Musica e solidarietà, i due binari su cui corre l’intensa vita di Andrea Bocelli, un uomo generoso, di emozioni e di azioni. Nel 2011 con la moglie Veronica Berti ha dato vita alla Fondazione Andrea Bocelli (ABF) che ha avviato progetti di solidarietà ad Haiti, cui è dedicata la serata del 15 settembre al Colosseo, con tanti ospiti internazionali e la collaborazione di Elton John e Sharon Stone.
Perché tra i tanti luoghi poveri del mondo hai scelto di dedicarti proprio ad Haiti?
«Mentre insieme a mia moglie Veronica stavamo progettando di dar vita ad ABF, un terribile terremoto mise in ginocchio Haiti. Ci è dunque sembrato logico concentrare una parte cospicua delle forze su quella terra. Inoltre, in occasione del primo incontro che ebbi con papa Francesco, abbiamo raccolto la particolare preoccupazione del Santo Padre per la condizione del Paese caraibico e abbiamo recepito con gratitudine il suo prezioso consiglio. Ad Haiti, in questi anni, abbiamo realizzato e supportato ospedali, orfanotrofi, scuole. Ogni giorno forniamo istruzione, cibo, supporto sanitario a oltre 2.500 bambini».
Con il coro dei bambini haitiani ti sei di recente esibito di fronte a papa Francesco. Che cosa vi siete detti?
«Al termine dell’udienza generale, nel corso della quale insieme al coro “Voices of Haiti” abbiamo avuto il privilegio di cantare per papa Francesco e per i suoi dodicimila ospiti, le sue prime parole sono state dirette ai nostri bambini: “Siete belli… E cantate benissimo!”, ha detto, con la sua consueta dolcezza e semplicità. Poi, rivolgendosi a me: “Ero a salutare i fedeli, ho sentito cantare e ti ho subito riconosciuto: ecco Andrea, mi son detto!”. Ricordando con commozione quel primo nostro incontro in Vaticano, e la sua esortazione a proseguire a sostenere quella terra così provata, gli ho risposto: “Ha visto, Santo Padre, che i sogni diventano realtà! Pochi anni fa parlavamo insieme della possibilità di fare qualcosa per Haiti, e oggi ecco che i bambini sono qui”. E lui, sorridendo: “È proprio vero!”».

- - - - - - -

Esercizio breve A: Ricopia fedelmente il passo dell'intervista da "Perché tra i" a "vi siete detti?".
L'intervista e i record costituiscono materiali distinti e indipendenti tra loro.

- - - - - - -

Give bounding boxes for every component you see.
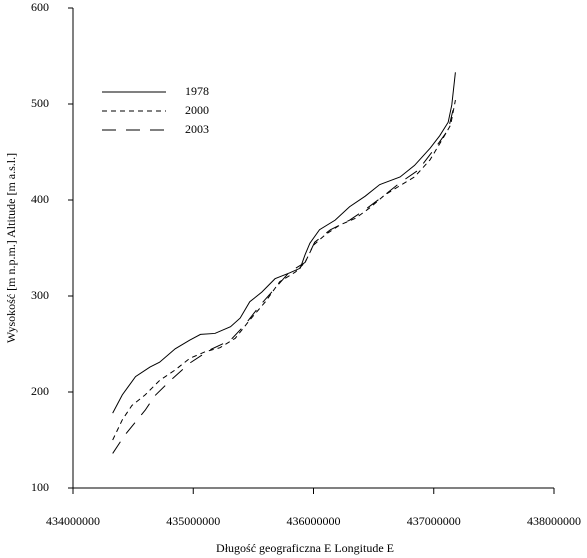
legend-label: 1978: [185, 84, 209, 98]
x-tick-label: 437000000: [407, 514, 461, 528]
line-series: [112, 100, 456, 441]
line-series: [112, 100, 456, 454]
x-tick-label: 434000000: [46, 514, 100, 528]
y-tick-label: 200: [31, 384, 49, 398]
y-tick-label: 400: [31, 192, 49, 206]
y-tick-label: 500: [31, 96, 49, 110]
x-tick-label: 435000000: [166, 514, 220, 528]
line-series: [112, 72, 456, 414]
x-axis-label: Długość geograficzna E Longitude E: [216, 541, 394, 555]
x-tick-label: 438000000: [527, 514, 581, 528]
legend-label: 2000: [185, 103, 209, 117]
y-tick-label: 600: [31, 0, 49, 14]
x-tick-label: 436000000: [287, 514, 341, 528]
y-axis-label: Wysokość [m n.p.m.] Altitude [m a.s.l.]: [4, 153, 18, 343]
y-tick-label: 100: [31, 480, 49, 494]
y-tick-label: 300: [31, 288, 49, 302]
legend-label: 2003: [185, 122, 209, 136]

- - - - - - -

Esercizio breve B: Disponi in un elenco JSON di stringhe, una per riga e senza righe vuote, le righe dei record dalla riga con "legend-label: 1978: [185, 84, 209, 98]" alla riga con "x-tick-label: 438000000: [527, 514, 581, 528]", estremi inclusi.

Soluzione A:
Perché tra i tanti luoghi poveri del mondo hai scelto di dedicarti proprio ad Haiti?
«Mentre insieme a mia moglie Veronica stavamo progettando di dar vita ad ABF, un terribile terremoto mise in ginocchio Haiti. Ci è dunque sembrato logico concentrare una parte cospicua delle forze su quella terra. Inoltre, in occasione del primo incontro che ebbi con papa Francesco, abbiamo raccolto la particolare preoccupazione del Santo Padre per la condizione del Paese caraibico e abbiamo recepito con gratitudine il suo prezioso consiglio. Ad Haiti, in questi anni, abbiamo realizzato e supportato ospedali, orfanotrofi, scuole. Ogni giorno forniamo istruzione, cibo, supporto sanitario a oltre 2.500 bambini».
Con il coro dei bambini haitiani ti sei di recente esibito di fronte a papa Francesco. Che cosa vi siete detti?

Soluzione B:
[
  "legend-label: 1978: [185, 84, 209, 98]",
  "x-tick-label: 437000000: [407, 514, 461, 528]",
  "line-series: [112, 100, 456, 441]",
  "line-series: [112, 100, 456, 454]",
  "x-tick-label: 434000000: [46, 514, 100, 528]",
  "y-tick-label: 200: [31, 384, 49, 398]",
  "y-tick-label: 400: [31, 192, 49, 206]",
  "y-tick-label: 500: [31, 96, 49, 110]",
  "x-tick-label: 435000000: [166, 514, 220, 528]",
  "line-series: [112, 72, 456, 414]",
  "x-axis-label: Długość geograficzna E Longitude E: [216, 541, 394, 555]",
  "x-tick-label: 438000000: [527, 514, 581, 528]"
]